Dataset entries:
——————————

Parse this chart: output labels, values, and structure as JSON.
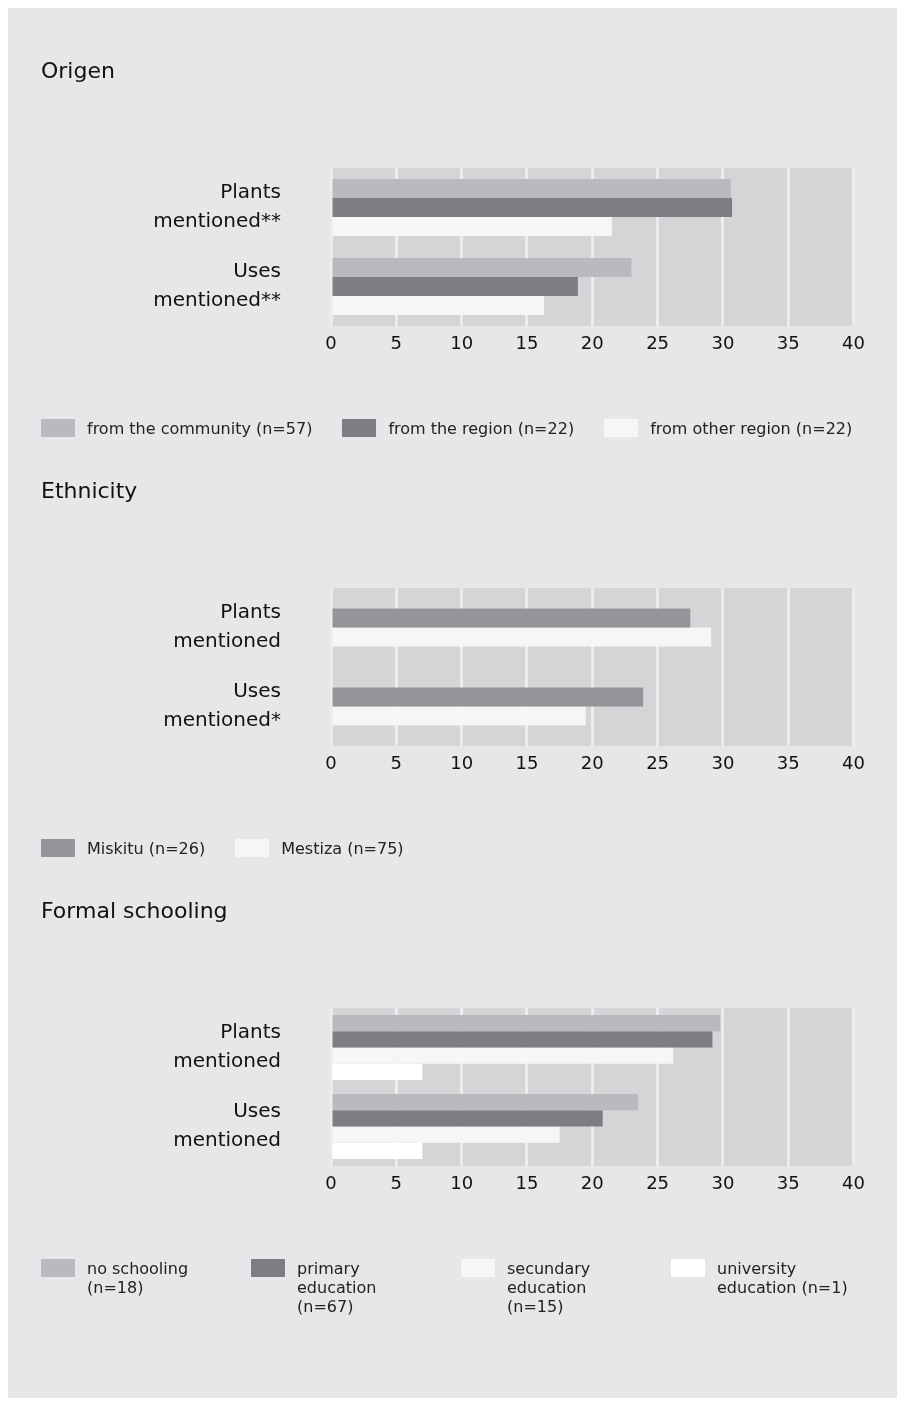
{
  "chart_data": [
    {
      "type": "bar",
      "orientation": "horizontal",
      "title": "Origen",
      "categories": [
        "Plants mentioned**",
        "Uses mentioned**"
      ],
      "series": [
        {
          "name": "from the community (n=57)",
          "color": "#b9babd",
          "values": [
            30.6,
            23.0
          ]
        },
        {
          "name": "from the region (n=22)",
          "color": "#7d7e81",
          "values": [
            30.7,
            18.9
          ]
        },
        {
          "name": "from other region (n=22)",
          "color": "#f6f6f6",
          "values": [
            21.5,
            16.3
          ]
        }
      ],
      "xlim": [
        0,
        40
      ],
      "xticks": [
        0,
        5,
        10,
        15,
        20,
        25,
        30,
        35,
        40
      ],
      "grid": "x",
      "legend": "bottom"
    },
    {
      "type": "bar",
      "orientation": "horizontal",
      "title": "Ethnicity",
      "categories": [
        "Plants mentioned",
        "Uses mentioned*"
      ],
      "series": [
        {
          "name": "Miskitu (n=26)",
          "color": "#949598",
          "values": [
            27.5,
            23.9
          ]
        },
        {
          "name": "Mestiza (n=75)",
          "color": "#f6f6f6",
          "values": [
            29.1,
            19.5
          ]
        }
      ],
      "xlim": [
        0,
        40
      ],
      "xticks": [
        0,
        5,
        10,
        15,
        20,
        25,
        30,
        35,
        40
      ],
      "grid": "x",
      "legend": "bottom"
    },
    {
      "type": "bar",
      "orientation": "horizontal",
      "title": "Formal schooling",
      "categories": [
        "Plants mentioned",
        "Uses mentioned"
      ],
      "series": [
        {
          "name": "no schooling (n=18)",
          "color": "#b9babd",
          "values": [
            29.8,
            23.5
          ]
        },
        {
          "name": "primary education (n=67)",
          "color": "#7d7e81",
          "values": [
            29.2,
            20.8
          ]
        },
        {
          "name": "secundary education (n=15)",
          "color": "#f6f6f6",
          "values": [
            26.2,
            17.5
          ]
        },
        {
          "name": "university education (n=1)",
          "color": "#ffffff",
          "values": [
            7.0,
            7.0
          ]
        }
      ],
      "xlim": [
        0,
        40
      ],
      "xticks": [
        0,
        5,
        10,
        15,
        20,
        25,
        30,
        35,
        40
      ],
      "grid": "x",
      "legend": "bottom"
    }
  ]
}
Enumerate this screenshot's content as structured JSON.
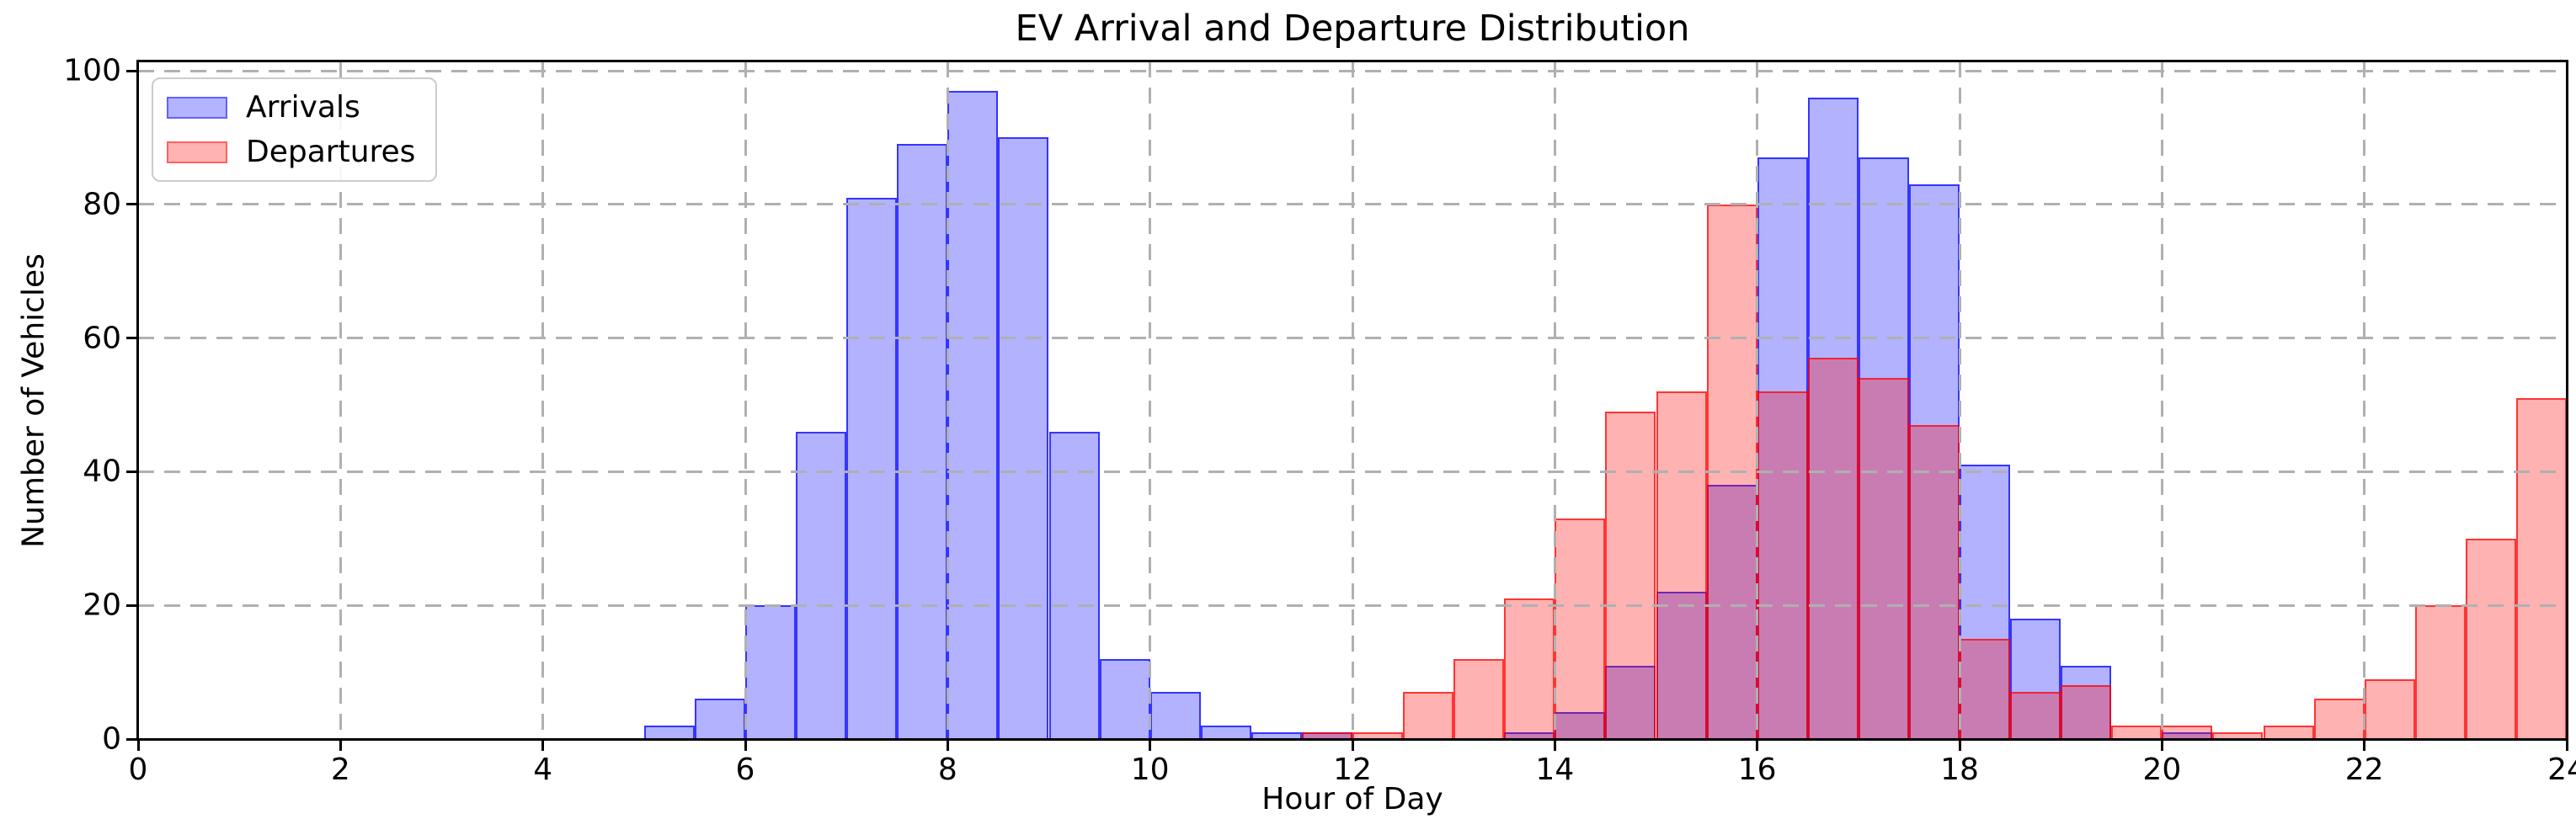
{
  "title": "EV Arrival and Departure Distribution",
  "axes": {
    "xlabel": "Hour of Day",
    "ylabel": "Number of Vehicles",
    "x_ticks": [
      0,
      2,
      4,
      6,
      8,
      10,
      12,
      14,
      16,
      18,
      20,
      22,
      24
    ],
    "y_ticks": [
      0,
      20,
      40,
      60,
      80,
      100
    ],
    "xlim": [
      0,
      24
    ],
    "ylim": [
      0,
      101.4
    ],
    "grid": "dashed",
    "grid_color": "#b0b0b0"
  },
  "legend": {
    "position": "upper-left",
    "items": [
      {
        "label": "Arrivals",
        "fill": "#b3b3ff",
        "edge": "#6161ff"
      },
      {
        "label": "Departures",
        "fill": "#ffb3b3",
        "edge": "#ff6161"
      }
    ]
  },
  "chart_data": {
    "type": "bar",
    "subtype": "overlapping-histogram",
    "title": "EV Arrival and Departure Distribution",
    "xlabel": "Hour of Day",
    "ylabel": "Number of Vehicles",
    "xlim": [
      0,
      24
    ],
    "ylim": [
      0,
      101.4
    ],
    "bin_width": 0.5,
    "series": [
      {
        "name": "Arrivals",
        "base_color": "#0000ff",
        "fill_alpha": 0.3,
        "edge_alpha": 0.7,
        "bin_start": 5.0,
        "values": [
          2,
          6,
          20,
          46,
          81,
          89,
          97,
          90,
          46,
          12,
          7,
          2,
          1,
          1,
          0,
          0,
          0,
          1,
          4,
          11,
          22,
          38,
          87,
          96,
          87,
          83,
          41,
          18,
          11,
          0,
          1
        ]
      },
      {
        "name": "Departures",
        "base_color": "#ff0000",
        "fill_alpha": 0.3,
        "edge_alpha": 0.7,
        "bin_start": 11.5,
        "values": [
          1,
          1,
          7,
          12,
          21,
          33,
          49,
          52,
          80,
          52,
          57,
          54,
          47,
          15,
          7,
          8,
          2,
          2,
          1,
          2,
          6,
          9,
          20,
          30,
          51
        ]
      }
    ]
  }
}
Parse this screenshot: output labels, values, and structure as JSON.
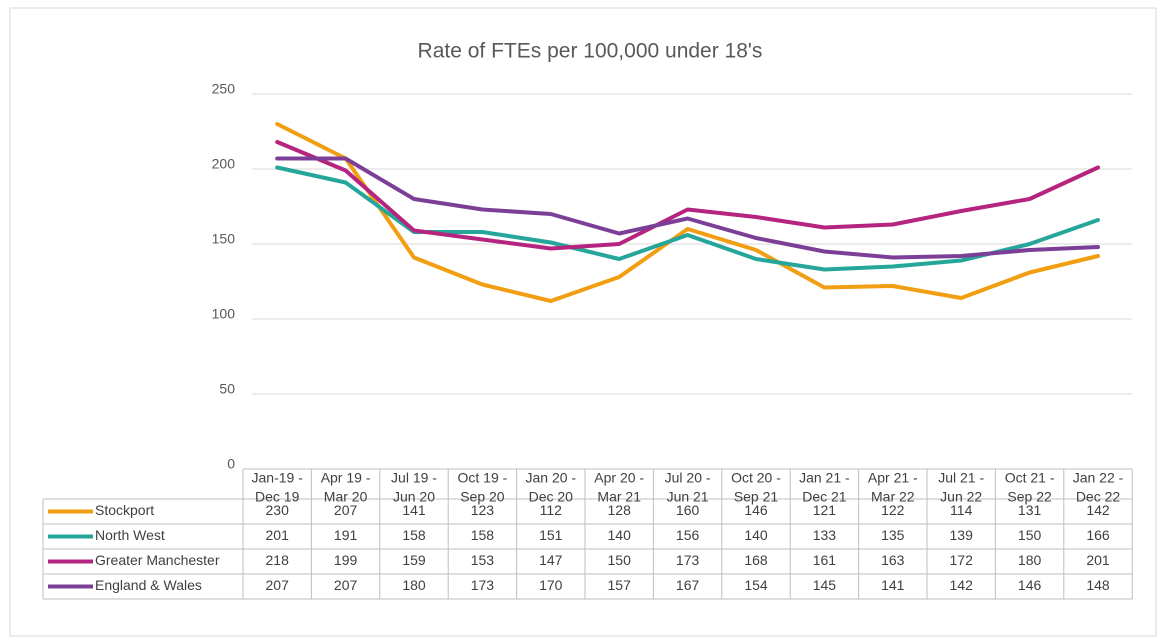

——————————

TASK REQUIREMENTS:
Find how many of the lines above have the word "output" in them. State only that number.

THE COMPLETED TASK:
2